* Work to do
Where a line contains the word "Communication", copy that line in full.

* Material to process

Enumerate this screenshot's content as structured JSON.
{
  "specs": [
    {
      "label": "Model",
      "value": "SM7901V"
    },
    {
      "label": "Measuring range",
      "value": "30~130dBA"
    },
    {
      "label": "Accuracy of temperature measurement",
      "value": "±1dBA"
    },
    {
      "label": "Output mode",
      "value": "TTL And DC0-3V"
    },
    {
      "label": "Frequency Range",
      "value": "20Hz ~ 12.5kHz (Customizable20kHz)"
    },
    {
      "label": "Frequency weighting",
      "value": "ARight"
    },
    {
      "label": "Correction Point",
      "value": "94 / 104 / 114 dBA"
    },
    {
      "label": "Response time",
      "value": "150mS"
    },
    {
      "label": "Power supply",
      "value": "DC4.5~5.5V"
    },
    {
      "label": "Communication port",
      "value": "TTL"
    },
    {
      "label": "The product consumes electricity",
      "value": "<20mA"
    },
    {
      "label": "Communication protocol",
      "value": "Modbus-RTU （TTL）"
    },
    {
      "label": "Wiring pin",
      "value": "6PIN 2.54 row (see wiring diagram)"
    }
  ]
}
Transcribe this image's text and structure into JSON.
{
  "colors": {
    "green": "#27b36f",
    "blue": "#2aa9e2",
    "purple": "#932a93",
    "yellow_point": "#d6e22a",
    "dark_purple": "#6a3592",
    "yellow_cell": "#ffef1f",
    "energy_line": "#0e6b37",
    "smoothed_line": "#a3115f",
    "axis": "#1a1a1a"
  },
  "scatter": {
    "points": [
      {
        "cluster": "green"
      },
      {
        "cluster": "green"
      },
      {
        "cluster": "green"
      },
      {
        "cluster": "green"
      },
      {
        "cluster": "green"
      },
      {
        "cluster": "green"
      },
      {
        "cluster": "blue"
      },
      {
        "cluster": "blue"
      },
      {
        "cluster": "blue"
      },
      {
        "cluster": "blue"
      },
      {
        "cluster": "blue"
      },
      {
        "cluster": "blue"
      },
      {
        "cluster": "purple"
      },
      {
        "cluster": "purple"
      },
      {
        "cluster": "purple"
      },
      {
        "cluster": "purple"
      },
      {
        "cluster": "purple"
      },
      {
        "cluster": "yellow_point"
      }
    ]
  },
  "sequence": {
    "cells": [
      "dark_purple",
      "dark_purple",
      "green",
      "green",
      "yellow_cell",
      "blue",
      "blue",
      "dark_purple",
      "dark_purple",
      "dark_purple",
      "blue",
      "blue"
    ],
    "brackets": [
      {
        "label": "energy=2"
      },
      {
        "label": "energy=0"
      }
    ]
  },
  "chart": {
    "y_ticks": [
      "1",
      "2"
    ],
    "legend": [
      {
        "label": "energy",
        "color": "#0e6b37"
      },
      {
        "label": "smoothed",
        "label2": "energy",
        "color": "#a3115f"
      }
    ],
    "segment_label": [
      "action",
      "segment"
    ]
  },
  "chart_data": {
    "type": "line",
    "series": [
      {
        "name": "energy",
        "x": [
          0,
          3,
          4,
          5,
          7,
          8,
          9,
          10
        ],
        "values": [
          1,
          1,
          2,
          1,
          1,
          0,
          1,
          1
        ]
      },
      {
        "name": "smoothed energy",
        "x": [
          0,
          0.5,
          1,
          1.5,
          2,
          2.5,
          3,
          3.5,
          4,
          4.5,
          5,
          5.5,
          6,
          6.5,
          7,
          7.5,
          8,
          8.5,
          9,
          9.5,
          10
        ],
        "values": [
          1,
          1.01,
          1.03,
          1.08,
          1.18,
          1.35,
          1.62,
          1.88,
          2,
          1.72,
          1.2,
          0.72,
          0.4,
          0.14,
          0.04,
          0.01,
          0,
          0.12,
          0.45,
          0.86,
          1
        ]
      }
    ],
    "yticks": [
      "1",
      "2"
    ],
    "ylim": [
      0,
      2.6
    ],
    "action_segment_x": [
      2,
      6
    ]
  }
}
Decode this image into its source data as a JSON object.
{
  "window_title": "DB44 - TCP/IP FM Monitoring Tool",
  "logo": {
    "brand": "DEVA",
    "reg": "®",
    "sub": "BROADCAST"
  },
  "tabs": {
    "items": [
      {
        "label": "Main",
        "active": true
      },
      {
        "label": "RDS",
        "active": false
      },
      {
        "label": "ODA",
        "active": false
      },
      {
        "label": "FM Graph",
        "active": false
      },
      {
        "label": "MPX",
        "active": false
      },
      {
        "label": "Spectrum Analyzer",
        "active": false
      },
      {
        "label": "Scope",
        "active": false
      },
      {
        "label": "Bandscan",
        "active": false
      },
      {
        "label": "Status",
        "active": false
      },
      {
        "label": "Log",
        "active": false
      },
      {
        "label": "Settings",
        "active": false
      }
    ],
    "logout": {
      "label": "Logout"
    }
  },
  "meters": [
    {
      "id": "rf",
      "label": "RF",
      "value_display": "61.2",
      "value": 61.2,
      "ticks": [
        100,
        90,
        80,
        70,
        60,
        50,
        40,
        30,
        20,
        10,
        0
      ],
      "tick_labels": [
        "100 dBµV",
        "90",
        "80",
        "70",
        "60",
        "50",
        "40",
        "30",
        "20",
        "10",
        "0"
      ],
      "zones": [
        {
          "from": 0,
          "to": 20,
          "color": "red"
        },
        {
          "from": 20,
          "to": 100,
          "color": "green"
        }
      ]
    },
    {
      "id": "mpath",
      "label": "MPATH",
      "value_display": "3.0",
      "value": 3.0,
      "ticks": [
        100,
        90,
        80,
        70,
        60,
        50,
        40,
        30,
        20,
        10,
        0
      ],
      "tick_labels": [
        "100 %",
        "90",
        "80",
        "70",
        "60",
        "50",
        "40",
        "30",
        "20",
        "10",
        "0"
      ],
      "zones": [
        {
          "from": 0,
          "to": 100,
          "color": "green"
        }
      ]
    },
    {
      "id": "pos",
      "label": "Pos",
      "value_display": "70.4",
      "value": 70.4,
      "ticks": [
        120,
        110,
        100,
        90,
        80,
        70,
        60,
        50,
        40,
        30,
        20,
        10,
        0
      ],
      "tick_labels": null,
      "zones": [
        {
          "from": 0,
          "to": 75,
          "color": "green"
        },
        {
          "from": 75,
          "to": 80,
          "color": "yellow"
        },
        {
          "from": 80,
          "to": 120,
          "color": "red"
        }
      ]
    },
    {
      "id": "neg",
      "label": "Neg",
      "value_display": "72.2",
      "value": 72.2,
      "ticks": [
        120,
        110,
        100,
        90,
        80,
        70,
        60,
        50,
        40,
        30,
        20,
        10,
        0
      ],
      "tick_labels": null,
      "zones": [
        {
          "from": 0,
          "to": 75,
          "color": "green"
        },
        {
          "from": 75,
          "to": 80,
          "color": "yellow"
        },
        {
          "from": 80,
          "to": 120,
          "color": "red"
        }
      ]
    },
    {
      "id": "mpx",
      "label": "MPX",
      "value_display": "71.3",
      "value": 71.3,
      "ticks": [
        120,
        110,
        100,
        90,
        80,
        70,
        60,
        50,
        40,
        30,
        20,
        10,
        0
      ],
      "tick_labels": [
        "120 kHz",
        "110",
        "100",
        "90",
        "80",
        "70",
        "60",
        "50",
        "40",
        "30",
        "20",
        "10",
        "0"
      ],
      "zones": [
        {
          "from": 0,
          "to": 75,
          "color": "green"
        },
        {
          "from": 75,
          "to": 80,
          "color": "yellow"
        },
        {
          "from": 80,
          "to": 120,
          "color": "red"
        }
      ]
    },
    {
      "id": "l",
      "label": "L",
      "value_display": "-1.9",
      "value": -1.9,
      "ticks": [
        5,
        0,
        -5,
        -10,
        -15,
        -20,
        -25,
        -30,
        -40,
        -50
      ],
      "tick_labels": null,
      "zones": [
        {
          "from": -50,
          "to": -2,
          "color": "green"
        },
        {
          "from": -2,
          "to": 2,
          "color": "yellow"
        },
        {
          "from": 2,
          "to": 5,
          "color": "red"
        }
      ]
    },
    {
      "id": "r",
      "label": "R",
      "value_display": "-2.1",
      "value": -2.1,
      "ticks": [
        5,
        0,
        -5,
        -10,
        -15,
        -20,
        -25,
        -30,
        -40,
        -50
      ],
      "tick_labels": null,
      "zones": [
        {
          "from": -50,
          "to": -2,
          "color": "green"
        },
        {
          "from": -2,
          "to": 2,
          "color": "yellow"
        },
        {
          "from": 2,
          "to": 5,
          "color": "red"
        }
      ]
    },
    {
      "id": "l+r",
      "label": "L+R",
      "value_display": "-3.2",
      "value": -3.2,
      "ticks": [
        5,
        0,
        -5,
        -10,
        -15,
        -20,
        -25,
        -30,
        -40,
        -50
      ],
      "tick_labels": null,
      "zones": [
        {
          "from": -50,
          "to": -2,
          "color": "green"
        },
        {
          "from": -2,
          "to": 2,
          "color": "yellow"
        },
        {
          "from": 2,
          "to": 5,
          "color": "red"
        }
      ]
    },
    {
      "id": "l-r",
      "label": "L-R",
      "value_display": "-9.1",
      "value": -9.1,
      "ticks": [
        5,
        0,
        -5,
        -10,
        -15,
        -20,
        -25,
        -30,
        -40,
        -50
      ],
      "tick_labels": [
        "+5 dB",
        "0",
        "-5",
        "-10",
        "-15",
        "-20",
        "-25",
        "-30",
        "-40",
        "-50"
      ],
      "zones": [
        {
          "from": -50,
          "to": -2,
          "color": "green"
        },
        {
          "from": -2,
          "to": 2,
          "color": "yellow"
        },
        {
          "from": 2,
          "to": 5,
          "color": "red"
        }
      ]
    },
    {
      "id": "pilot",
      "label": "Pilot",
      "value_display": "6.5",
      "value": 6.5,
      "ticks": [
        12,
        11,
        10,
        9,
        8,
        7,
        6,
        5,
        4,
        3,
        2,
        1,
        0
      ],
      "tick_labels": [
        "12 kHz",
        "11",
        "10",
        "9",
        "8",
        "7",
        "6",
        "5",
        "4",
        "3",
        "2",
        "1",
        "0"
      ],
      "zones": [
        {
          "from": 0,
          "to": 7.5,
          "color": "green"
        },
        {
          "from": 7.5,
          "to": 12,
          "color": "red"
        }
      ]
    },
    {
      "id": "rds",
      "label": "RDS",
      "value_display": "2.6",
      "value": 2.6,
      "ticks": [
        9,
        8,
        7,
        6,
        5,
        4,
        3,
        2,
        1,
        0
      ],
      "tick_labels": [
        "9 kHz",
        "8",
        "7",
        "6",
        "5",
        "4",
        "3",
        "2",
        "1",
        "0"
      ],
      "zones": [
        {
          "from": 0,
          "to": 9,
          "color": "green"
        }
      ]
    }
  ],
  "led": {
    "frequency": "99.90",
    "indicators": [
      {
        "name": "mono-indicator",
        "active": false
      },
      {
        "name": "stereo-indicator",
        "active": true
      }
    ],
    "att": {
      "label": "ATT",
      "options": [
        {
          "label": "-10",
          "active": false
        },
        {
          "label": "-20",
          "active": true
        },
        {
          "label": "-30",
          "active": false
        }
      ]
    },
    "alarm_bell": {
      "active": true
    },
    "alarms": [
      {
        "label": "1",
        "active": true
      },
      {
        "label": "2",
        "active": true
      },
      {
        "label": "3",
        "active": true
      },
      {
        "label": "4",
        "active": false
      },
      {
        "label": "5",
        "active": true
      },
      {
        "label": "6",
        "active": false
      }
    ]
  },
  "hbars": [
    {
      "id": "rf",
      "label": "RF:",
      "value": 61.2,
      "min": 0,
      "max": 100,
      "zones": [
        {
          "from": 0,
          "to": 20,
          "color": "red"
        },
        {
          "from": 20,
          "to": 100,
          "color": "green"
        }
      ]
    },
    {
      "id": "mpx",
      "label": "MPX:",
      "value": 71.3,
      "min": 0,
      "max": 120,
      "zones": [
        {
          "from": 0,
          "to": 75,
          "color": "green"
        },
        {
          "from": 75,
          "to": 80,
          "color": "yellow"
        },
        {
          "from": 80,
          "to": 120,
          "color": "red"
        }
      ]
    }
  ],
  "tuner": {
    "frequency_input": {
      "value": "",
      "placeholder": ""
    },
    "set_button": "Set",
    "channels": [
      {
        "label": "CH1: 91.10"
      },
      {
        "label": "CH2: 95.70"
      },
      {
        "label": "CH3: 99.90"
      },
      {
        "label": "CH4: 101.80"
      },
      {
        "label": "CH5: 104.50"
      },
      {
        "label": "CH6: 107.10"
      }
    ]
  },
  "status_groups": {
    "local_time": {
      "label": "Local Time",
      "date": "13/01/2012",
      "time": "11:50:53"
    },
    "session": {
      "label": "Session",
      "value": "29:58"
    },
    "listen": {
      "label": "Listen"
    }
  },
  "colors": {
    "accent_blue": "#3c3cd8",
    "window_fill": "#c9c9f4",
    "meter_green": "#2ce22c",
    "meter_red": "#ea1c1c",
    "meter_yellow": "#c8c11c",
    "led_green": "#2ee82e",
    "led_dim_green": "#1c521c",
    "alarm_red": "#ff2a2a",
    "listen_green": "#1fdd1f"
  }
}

* Output of the task
      "label": "Communication port",
      "label": "Communication protocol",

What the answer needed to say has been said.